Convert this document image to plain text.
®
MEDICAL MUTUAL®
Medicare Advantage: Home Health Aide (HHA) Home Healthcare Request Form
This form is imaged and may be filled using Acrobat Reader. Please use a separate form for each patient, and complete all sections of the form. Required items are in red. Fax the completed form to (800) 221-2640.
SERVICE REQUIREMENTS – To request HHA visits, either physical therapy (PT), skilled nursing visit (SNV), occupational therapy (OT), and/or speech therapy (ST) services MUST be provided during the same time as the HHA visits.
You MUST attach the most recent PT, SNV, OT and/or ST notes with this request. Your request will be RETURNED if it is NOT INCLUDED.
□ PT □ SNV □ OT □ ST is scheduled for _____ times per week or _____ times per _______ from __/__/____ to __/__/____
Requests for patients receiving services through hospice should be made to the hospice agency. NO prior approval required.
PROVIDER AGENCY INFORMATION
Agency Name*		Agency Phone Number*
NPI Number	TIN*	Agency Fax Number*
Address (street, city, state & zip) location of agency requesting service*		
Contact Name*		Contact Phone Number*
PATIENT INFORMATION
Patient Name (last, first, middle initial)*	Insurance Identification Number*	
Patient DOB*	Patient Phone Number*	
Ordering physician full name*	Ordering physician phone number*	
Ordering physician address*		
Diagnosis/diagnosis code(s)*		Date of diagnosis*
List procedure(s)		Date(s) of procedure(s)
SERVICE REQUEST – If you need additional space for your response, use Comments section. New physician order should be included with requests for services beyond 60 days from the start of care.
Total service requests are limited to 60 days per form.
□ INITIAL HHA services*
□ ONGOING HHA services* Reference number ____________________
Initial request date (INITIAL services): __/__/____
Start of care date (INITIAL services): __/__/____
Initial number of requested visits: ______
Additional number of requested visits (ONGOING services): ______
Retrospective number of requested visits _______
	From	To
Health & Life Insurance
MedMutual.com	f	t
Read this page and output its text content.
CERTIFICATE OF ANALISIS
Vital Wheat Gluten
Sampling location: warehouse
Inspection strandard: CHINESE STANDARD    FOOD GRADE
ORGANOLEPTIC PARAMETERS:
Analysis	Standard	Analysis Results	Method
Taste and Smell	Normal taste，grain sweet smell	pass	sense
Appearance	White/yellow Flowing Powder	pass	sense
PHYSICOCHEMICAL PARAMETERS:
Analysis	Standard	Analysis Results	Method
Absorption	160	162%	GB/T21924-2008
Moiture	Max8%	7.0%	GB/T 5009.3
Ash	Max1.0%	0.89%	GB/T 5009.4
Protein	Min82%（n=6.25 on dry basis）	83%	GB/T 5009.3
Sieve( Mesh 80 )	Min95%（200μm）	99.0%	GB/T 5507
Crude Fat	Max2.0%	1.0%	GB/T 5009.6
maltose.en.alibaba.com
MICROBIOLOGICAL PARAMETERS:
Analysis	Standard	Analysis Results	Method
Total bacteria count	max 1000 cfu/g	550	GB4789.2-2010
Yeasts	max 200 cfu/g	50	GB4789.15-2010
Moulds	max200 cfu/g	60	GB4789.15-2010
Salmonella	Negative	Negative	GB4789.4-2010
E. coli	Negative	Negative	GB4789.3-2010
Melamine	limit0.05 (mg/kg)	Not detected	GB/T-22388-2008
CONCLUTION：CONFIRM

————————

● **What to produce**
Reproduce every line above, keeping each word exactly as it appears.

● **Answer for this exercise**
Convert this document image to plain text.
®
MEDICAL MUTUAL®
Medicare Advantage: Home Health Aide (HHA) Home Healthcare Request Form
This form is imaged and may be filled using Acrobat Reader. Please use a separate form for each patient, and complete all sections of the form. Required items are in red. Fax the completed form to (800) 221-2640.
SERVICE REQUIREMENTS – To request HHA visits, either physical therapy (PT), skilled nursing visit (SNV), occupational therapy (OT), and/or speech therapy (ST) services MUST be provided during the same time as the HHA visits.
You MUST attach the most recent PT, SNV, OT and/or ST notes with this request. Your request will be RETURNED if it is NOT INCLUDED.
□ PT □ SNV □ OT □ ST is scheduled for _____ times per week or _____ times per _______ from __/__/____ to __/__/____
Requests for patients receiving services through hospice should be made to the hospice agency. NO prior approval required.
PROVIDER AGENCY INFORMATION
Agency Name*		Agency Phone Number*
NPI Number	TIN*	Agency Fax Number*
Address (street, city, state & zip) location of agency requesting service*		
Contact Name*		Contact Phone Number*
PATIENT INFORMATION
Patient Name (last, first, middle initial)*	Insurance Identification Number*	
Patient DOB*	Patient Phone Number*	
Ordering physician full name*	Ordering physician phone number*	
Ordering physician address*		
Diagnosis/diagnosis code(s)*		Date of diagnosis*
List procedure(s)		Date(s) of procedure(s)
SERVICE REQUEST – If you need additional space for your response, use Comments section. New physician order should be included with requests for services beyond 60 days from the start of care.
Total service requests are limited to 60 days per form.
□ INITIAL HHA services*
□ ONGOING HHA services* Reference number ____________________
Initial request date (INITIAL services): __/__/____
Start of care date (INITIAL services): __/__/____
Initial number of requested visits: ______
Additional number of requested visits (ONGOING services): ______
Retrospective number of requested visits _______
	From	To
Health & Life Insurance
MedMutual.com	f	t
Read this page and output its text content.
CERTIFICATE OF ANALISIS
Vital Wheat Gluten
Sampling location: warehouse
Inspection strandard: CHINESE STANDARD    FOOD GRADE
ORGANOLEPTIC PARAMETERS:
Analysis	Standard	Analysis Results	Method
Taste and Smell	Normal taste，grain sweet smell	pass	sense
Appearance	White/yellow Flowing Powder	pass	sense
PHYSICOCHEMICAL PARAMETERS:
Analysis	Standard	Analysis Results	Method
Absorption	160	162%	GB/T21924-2008
Moiture	Max8%	7.0%	GB/T 5009.3
Ash	Max1.0%	0.89%	GB/T 5009.4
Protein	Min82%（n=6.25 on dry basis）	83%	GB/T 5009.3
Sieve( Mesh 80 )	Min95%（200μm）	99.0%	GB/T 5507
Crude Fat	Max2.0%	1.0%	GB/T 5009.6
maltose.en.alibaba.com
MICROBIOLOGICAL PARAMETERS:
Analysis	Standard	Analysis Results	Method
Total bacteria count	max 1000 cfu/g	550	GB4789.2-2010
Yeasts	max 200 cfu/g	50	GB4789.15-2010
Moulds	max200 cfu/g	60	GB4789.15-2010
Salmonella	Negative	Negative	GB4789.4-2010
E. coli	Negative	Negative	GB4789.3-2010
Melamine	limit0.05 (mg/kg)	Not detected	GB/T-22388-2008
CONCLUTION：CONFIRM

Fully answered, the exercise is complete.